> [DIRECTIONS]:
Find each line containing the string "heading" and return it.

> [Data records]:

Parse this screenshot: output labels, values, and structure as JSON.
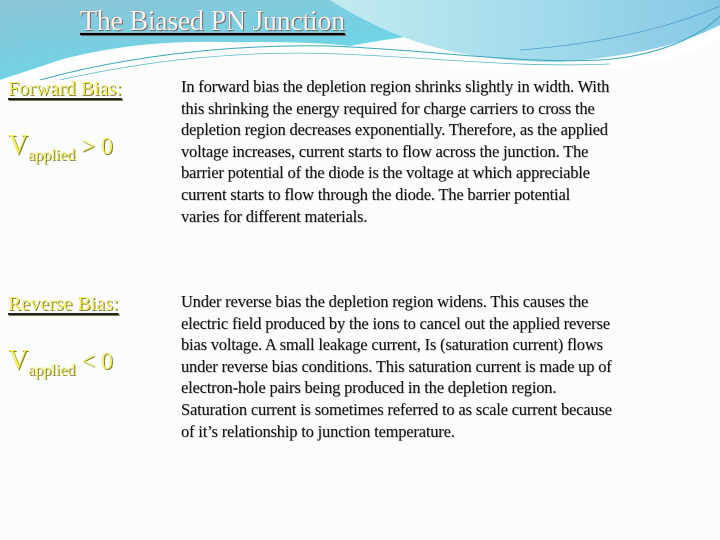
{
  "slide": {
    "title": "The Biased PN Junction",
    "colors": {
      "background": "#fbfcfc",
      "title_text": "#f4f4f4",
      "label_yellow": "#f4f060",
      "body_text": "#111111",
      "swoosh_light": "#a8e0ea",
      "swoosh_mid": "#7cc6dc",
      "swoosh_teal": "#3aa8b8"
    }
  },
  "forward": {
    "heading": "Forward Bias:",
    "v_symbol": "V",
    "v_subscript": "applied",
    "operator": "> 0",
    "lines": [
      "In forward bias the depletion region shrinks slightly in width.  With",
      "this shrinking the energy required for charge carriers to cross the",
      "depletion region decreases exponentially.  Therefore, as the applied",
      "voltage increases, current starts to flow across the junction.  The",
      "barrier potential of the diode is the voltage at which appreciable",
      "current starts to flow through the diode.  The barrier potential",
      "varies for different materials."
    ]
  },
  "reverse": {
    "heading": "Reverse Bias:",
    "v_symbol": "V",
    "v_subscript": "applied",
    "operator": "< 0",
    "lines": [
      "Under reverse bias the depletion region widens.  This causes the",
      "electric field produced by the ions to cancel out the applied reverse",
      "bias voltage.   A small leakage current, Is (saturation current) flows",
      "under reverse bias conditions.  This saturation current is made up of",
      "electron-hole pairs being produced in the depletion region.",
      "Saturation current is sometimes referred to as scale current because",
      "of it’s relationship to junction temperature."
    ]
  }
}
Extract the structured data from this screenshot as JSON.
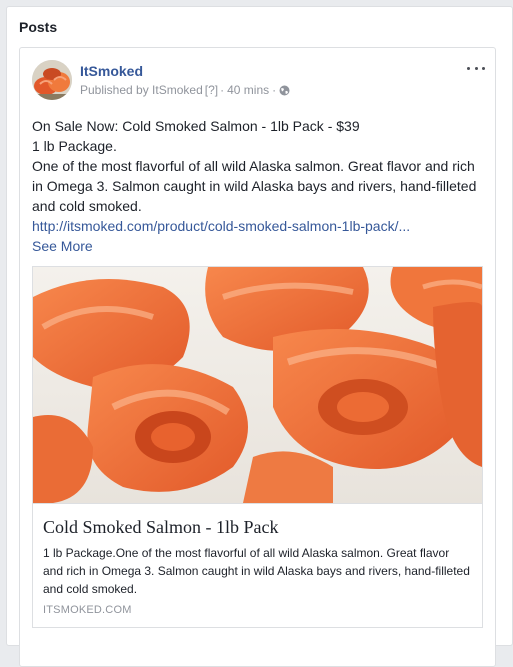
{
  "panel": {
    "title": "Posts"
  },
  "post": {
    "author": "ItSmoked",
    "meta": {
      "published_by": "Published by ItSmoked",
      "help": "[?]",
      "separator": "·",
      "time": "40 mins"
    },
    "body_lines": [
      "On Sale Now: Cold Smoked Salmon - 1lb Pack - $39",
      "1 lb Package.",
      "One of the most flavorful of all wild Alaska salmon. Great flavor and rich in Omega 3. Salmon caught in wild Alaska bays and rivers, hand-filleted and cold smoked."
    ],
    "link": "http://itsmoked.com/product/cold-smoked-salmon-1lb-pack/...",
    "see_more": "See More",
    "card": {
      "title": "Cold Smoked Salmon - 1lb Pack",
      "description": "1 lb Package.One of the most flavorful of all wild Alaska salmon. Great flavor and rich in Omega 3. Salmon caught in wild Alaska bays and rivers, hand-filleted and cold smoked.",
      "domain": "ITSMOKED.COM"
    }
  },
  "colors": {
    "link": "#365899",
    "meta": "#90949c",
    "salmon": "#f26b3a",
    "background": "#e9ebee"
  }
}
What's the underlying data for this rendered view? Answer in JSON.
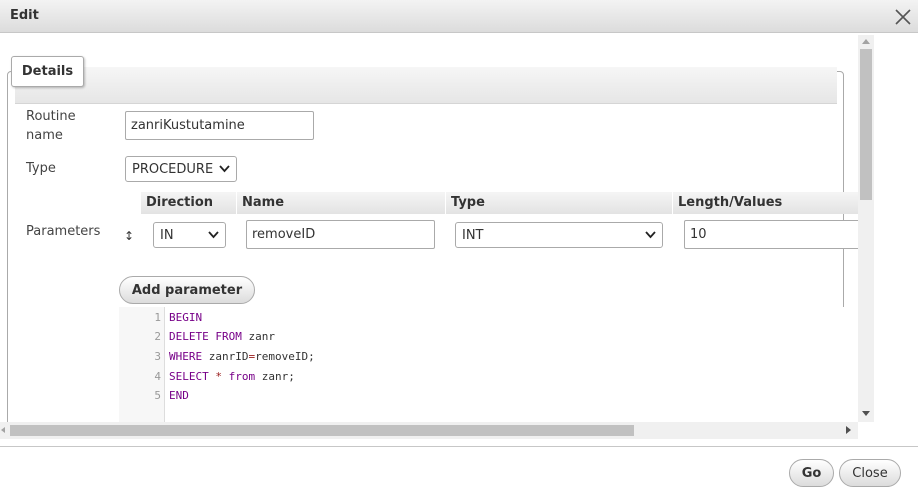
{
  "dialog": {
    "title": "Edit",
    "tab": "Details"
  },
  "form": {
    "routine_name_label": "Routine name",
    "routine_name_value": "zanriKustutamine",
    "type_label": "Type",
    "type_value": "PROCEDURE",
    "parameters_label": "Parameters",
    "parameter_headers": [
      "Direction",
      "Name",
      "Type",
      "Length/Values"
    ],
    "parameter_row": {
      "direction": "IN",
      "name": "removeID",
      "type": "INT",
      "length": "10"
    },
    "drag_handle": "↕",
    "add_parameter_label": "Add parameter"
  },
  "editor": {
    "line_numbers": [
      "1",
      "2",
      "3",
      "4",
      "5"
    ],
    "lines": [
      [
        {
          "t": "BEGIN",
          "c": "kw"
        }
      ],
      [
        {
          "t": "DELETE FROM",
          "c": "kw"
        },
        {
          "t": " zanr",
          "c": ""
        }
      ],
      [
        {
          "t": "WHERE",
          "c": "kw"
        },
        {
          "t": " zanrID",
          "c": ""
        },
        {
          "t": "=",
          "c": "op"
        },
        {
          "t": "removeID;",
          "c": ""
        }
      ],
      [
        {
          "t": "SELECT",
          "c": "kw"
        },
        {
          "t": " ",
          "c": ""
        },
        {
          "t": "*",
          "c": "op"
        },
        {
          "t": " ",
          "c": ""
        },
        {
          "t": "from",
          "c": "kw"
        },
        {
          "t": " zanr;",
          "c": ""
        }
      ],
      [
        {
          "t": "END",
          "c": "kw"
        }
      ]
    ]
  },
  "footer": {
    "go_label": "Go",
    "close_label": "Close"
  },
  "colors": {
    "keyword": "#770088",
    "operator": "#981a1a"
  }
}
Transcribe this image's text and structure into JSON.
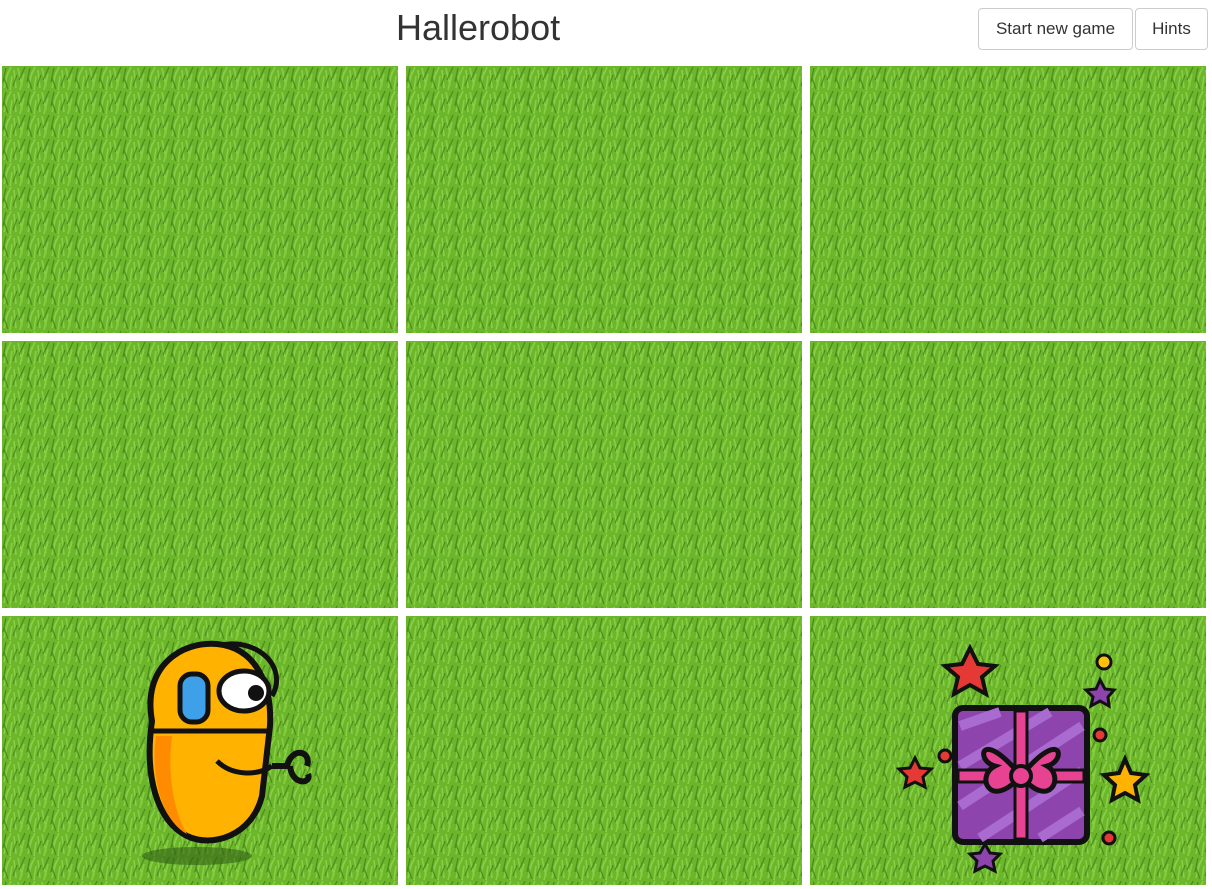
{
  "header": {
    "title": "Hallerobot",
    "start_button_label": "Start new game",
    "hints_button_label": "Hints"
  },
  "board": {
    "rows": 3,
    "cols": 3,
    "cells": [
      {
        "row": 1,
        "col": 1,
        "content": "grass"
      },
      {
        "row": 1,
        "col": 2,
        "content": "grass"
      },
      {
        "row": 1,
        "col": 3,
        "content": "grass"
      },
      {
        "row": 2,
        "col": 1,
        "content": "grass"
      },
      {
        "row": 2,
        "col": 2,
        "content": "grass"
      },
      {
        "row": 2,
        "col": 3,
        "content": "grass"
      },
      {
        "row": 3,
        "col": 1,
        "content": "robot-icon"
      },
      {
        "row": 3,
        "col": 2,
        "content": "grass"
      },
      {
        "row": 3,
        "col": 3,
        "content": "gift-icon"
      }
    ]
  },
  "colors": {
    "grass": "#6cb62c",
    "robot_body": "#ffb300",
    "gift_box": "#8e44ad",
    "gift_ribbon": "#e84393"
  }
}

> [RESPONSE TO THIS EXERCISE]:
    "heading": "Forward Bias:",
    "heading": "Reverse Bias:",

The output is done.